#### [PROBLEM TO SOLVE]
Print every record below exactly as written.

>> Start

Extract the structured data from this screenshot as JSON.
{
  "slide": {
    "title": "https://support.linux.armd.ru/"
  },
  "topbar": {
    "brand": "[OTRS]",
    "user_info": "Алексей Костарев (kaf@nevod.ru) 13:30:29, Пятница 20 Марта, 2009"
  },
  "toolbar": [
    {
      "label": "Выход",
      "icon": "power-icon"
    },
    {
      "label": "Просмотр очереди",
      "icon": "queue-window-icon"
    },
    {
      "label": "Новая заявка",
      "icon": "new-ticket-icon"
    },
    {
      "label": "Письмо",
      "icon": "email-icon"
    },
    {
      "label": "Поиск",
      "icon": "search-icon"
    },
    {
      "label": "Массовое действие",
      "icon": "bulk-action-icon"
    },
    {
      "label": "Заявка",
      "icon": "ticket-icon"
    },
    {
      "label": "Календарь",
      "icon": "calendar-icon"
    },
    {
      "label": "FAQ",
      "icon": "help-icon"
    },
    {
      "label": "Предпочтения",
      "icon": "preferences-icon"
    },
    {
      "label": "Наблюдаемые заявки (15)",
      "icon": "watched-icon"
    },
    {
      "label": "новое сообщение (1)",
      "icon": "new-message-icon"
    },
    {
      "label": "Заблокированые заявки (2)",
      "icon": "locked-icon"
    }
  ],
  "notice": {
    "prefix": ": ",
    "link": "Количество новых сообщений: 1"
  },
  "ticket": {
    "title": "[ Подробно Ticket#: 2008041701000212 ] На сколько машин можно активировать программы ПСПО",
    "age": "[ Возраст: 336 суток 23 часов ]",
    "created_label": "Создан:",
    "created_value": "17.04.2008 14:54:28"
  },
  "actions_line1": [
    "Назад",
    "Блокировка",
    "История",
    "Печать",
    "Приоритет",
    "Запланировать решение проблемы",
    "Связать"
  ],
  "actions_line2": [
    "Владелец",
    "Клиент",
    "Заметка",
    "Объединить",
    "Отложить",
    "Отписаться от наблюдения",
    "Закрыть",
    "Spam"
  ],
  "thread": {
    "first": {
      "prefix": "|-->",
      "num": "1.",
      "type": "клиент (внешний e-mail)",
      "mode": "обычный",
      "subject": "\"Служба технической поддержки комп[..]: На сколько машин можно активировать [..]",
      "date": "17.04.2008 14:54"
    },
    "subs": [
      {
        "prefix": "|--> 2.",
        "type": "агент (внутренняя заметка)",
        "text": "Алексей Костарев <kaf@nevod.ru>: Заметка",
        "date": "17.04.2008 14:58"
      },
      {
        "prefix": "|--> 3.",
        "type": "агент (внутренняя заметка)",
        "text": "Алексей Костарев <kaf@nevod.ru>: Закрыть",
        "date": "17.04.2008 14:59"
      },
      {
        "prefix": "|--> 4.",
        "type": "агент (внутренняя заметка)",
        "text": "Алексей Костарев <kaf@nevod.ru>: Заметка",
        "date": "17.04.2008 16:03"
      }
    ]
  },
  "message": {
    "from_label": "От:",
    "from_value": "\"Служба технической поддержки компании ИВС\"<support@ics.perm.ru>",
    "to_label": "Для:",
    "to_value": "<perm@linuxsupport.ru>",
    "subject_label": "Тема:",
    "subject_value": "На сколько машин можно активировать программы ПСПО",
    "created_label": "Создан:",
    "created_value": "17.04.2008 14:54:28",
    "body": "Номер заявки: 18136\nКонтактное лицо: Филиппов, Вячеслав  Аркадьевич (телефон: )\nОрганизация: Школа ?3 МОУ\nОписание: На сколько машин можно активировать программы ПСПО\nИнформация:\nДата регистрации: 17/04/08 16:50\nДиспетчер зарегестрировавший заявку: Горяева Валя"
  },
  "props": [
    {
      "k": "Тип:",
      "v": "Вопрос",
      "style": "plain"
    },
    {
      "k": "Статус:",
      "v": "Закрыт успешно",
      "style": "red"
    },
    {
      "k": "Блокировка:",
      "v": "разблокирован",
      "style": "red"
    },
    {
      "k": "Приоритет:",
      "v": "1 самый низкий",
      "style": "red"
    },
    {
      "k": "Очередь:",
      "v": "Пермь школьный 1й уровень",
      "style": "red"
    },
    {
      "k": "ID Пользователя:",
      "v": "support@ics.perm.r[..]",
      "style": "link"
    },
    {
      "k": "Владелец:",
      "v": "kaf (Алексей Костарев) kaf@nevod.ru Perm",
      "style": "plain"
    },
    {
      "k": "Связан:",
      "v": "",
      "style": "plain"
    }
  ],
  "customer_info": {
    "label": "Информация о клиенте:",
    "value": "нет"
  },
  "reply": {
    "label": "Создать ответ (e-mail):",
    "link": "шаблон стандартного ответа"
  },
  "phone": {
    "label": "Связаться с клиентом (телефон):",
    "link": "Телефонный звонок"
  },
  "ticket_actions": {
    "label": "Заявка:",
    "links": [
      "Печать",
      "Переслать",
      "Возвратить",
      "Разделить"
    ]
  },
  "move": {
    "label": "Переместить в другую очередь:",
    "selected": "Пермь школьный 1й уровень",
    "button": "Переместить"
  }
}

>> End

#### [FINISHED TASK]
Extract the structured data from this screenshot as JSON.
{
  "slide": {
    "title": "https://support.linux.armd.ru/"
  },
  "topbar": {
    "brand": "[OTRS]",
    "user_info": "Алексей Костарев (kaf@nevod.ru) 13:30:29, Пятница 20 Марта, 2009"
  },
  "toolbar": [
    {
      "label": "Выход",
      "icon": "power-icon"
    },
    {
      "label": "Просмотр очереди",
      "icon": "queue-window-icon"
    },
    {
      "label": "Новая заявка",
      "icon": "new-ticket-icon"
    },
    {
      "label": "Письмо",
      "icon": "email-icon"
    },
    {
      "label": "Поиск",
      "icon": "search-icon"
    },
    {
      "label": "Массовое действие",
      "icon": "bulk-action-icon"
    },
    {
      "label": "Заявка",
      "icon": "ticket-icon"
    },
    {
      "label": "Календарь",
      "icon": "calendar-icon"
    },
    {
      "label": "FAQ",
      "icon": "help-icon"
    },
    {
      "label": "Предпочтения",
      "icon": "preferences-icon"
    },
    {
      "label": "Наблюдаемые заявки (15)",
      "icon": "watched-icon"
    },
    {
      "label": "новое сообщение (1)",
      "icon": "new-message-icon"
    },
    {
      "label": "Заблокированые заявки (2)",
      "icon": "locked-icon"
    }
  ],
  "notice": {
    "prefix": ": ",
    "link": "Количество новых сообщений: 1"
  },
  "ticket": {
    "title": "[ Подробно Ticket#: 2008041701000212 ] На сколько машин можно активировать программы ПСПО",
    "age": "[ Возраст: 336 суток 23 часов ]",
    "created_label": "Создан:",
    "created_value": "17.04.2008 14:54:28"
  },
  "actions_line1": [
    "Назад",
    "Блокировка",
    "История",
    "Печать",
    "Приоритет",
    "Запланировать решение проблемы",
    "Связать"
  ],
  "actions_line2": [
    "Владелец",
    "Клиент",
    "Заметка",
    "Объединить",
    "Отложить",
    "Отписаться от наблюдения",
    "Закрыть",
    "Spam"
  ],
  "thread": {
    "first": {
      "prefix": "|-->",
      "num": "1.",
      "type": "клиент (внешний e-mail)",
      "mode": "обычный",
      "subject": "\"Служба технической поддержки комп[..]: На сколько машин можно активировать [..]",
      "date": "17.04.2008 14:54"
    },
    "subs": [
      {
        "prefix": "|--> 2.",
        "type": "агент (внутренняя заметка)",
        "text": "Алексей Костарев <kaf@nevod.ru>: Заметка",
        "date": "17.04.2008 14:58"
      },
      {
        "prefix": "|--> 3.",
        "type": "агент (внутренняя заметка)",
        "text": "Алексей Костарев <kaf@nevod.ru>: Закрыть",
        "date": "17.04.2008 14:59"
      },
      {
        "prefix": "|--> 4.",
        "type": "агент (внутренняя заметка)",
        "text": "Алексей Костарев <kaf@nevod.ru>: Заметка",
        "date": "17.04.2008 16:03"
      }
    ]
  },
  "message": {
    "from_label": "От:",
    "from_value": "\"Служба технической поддержки компании ИВС\"<support@ics.perm.ru>",
    "to_label": "Для:",
    "to_value": "<perm@linuxsupport.ru>",
    "subject_label": "Тема:",
    "subject_value": "На сколько машин можно активировать программы ПСПО",
    "created_label": "Создан:",
    "created_value": "17.04.2008 14:54:28",
    "body": "Номер заявки: 18136\nКонтактное лицо: Филиппов, Вячеслав  Аркадьевич (телефон: )\nОрганизация: Школа ?3 МОУ\nОписание: На сколько машин можно активировать программы ПСПО\nИнформация:\nДата регистрации: 17/04/08 16:50\nДиспетчер зарегестрировавший заявку: Горяева Валя"
  },
  "props": [
    {
      "k": "Тип:",
      "v": "Вопрос",
      "style": "plain"
    },
    {
      "k": "Статус:",
      "v": "Закрыт успешно",
      "style": "red"
    },
    {
      "k": "Блокировка:",
      "v": "разблокирован",
      "style": "red"
    },
    {
      "k": "Приоритет:",
      "v": "1 самый низкий",
      "style": "red"
    },
    {
      "k": "Очередь:",
      "v": "Пермь школьный 1й уровень",
      "style": "red"
    },
    {
      "k": "ID Пользователя:",
      "v": "support@ics.perm.r[..]",
      "style": "link"
    },
    {
      "k": "Владелец:",
      "v": "kaf (Алексей Костарев) kaf@nevod.ru Perm",
      "style": "plain"
    },
    {
      "k": "Связан:",
      "v": "",
      "style": "plain"
    }
  ],
  "customer_info": {
    "label": "Информация о клиенте:",
    "value": "нет"
  },
  "reply": {
    "label": "Создать ответ (e-mail):",
    "link": "шаблон стандартного ответа"
  },
  "phone": {
    "label": "Связаться с клиентом (телефон):",
    "link": "Телефонный звонок"
  },
  "ticket_actions": {
    "label": "Заявка:",
    "links": [
      "Печать",
      "Переслать",
      "Возвратить",
      "Разделить"
    ]
  },
  "move": {
    "label": "Переместить в другую очередь:",
    "selected": "Пермь школьный 1й уровень",
    "button": "Переместить"
  }
}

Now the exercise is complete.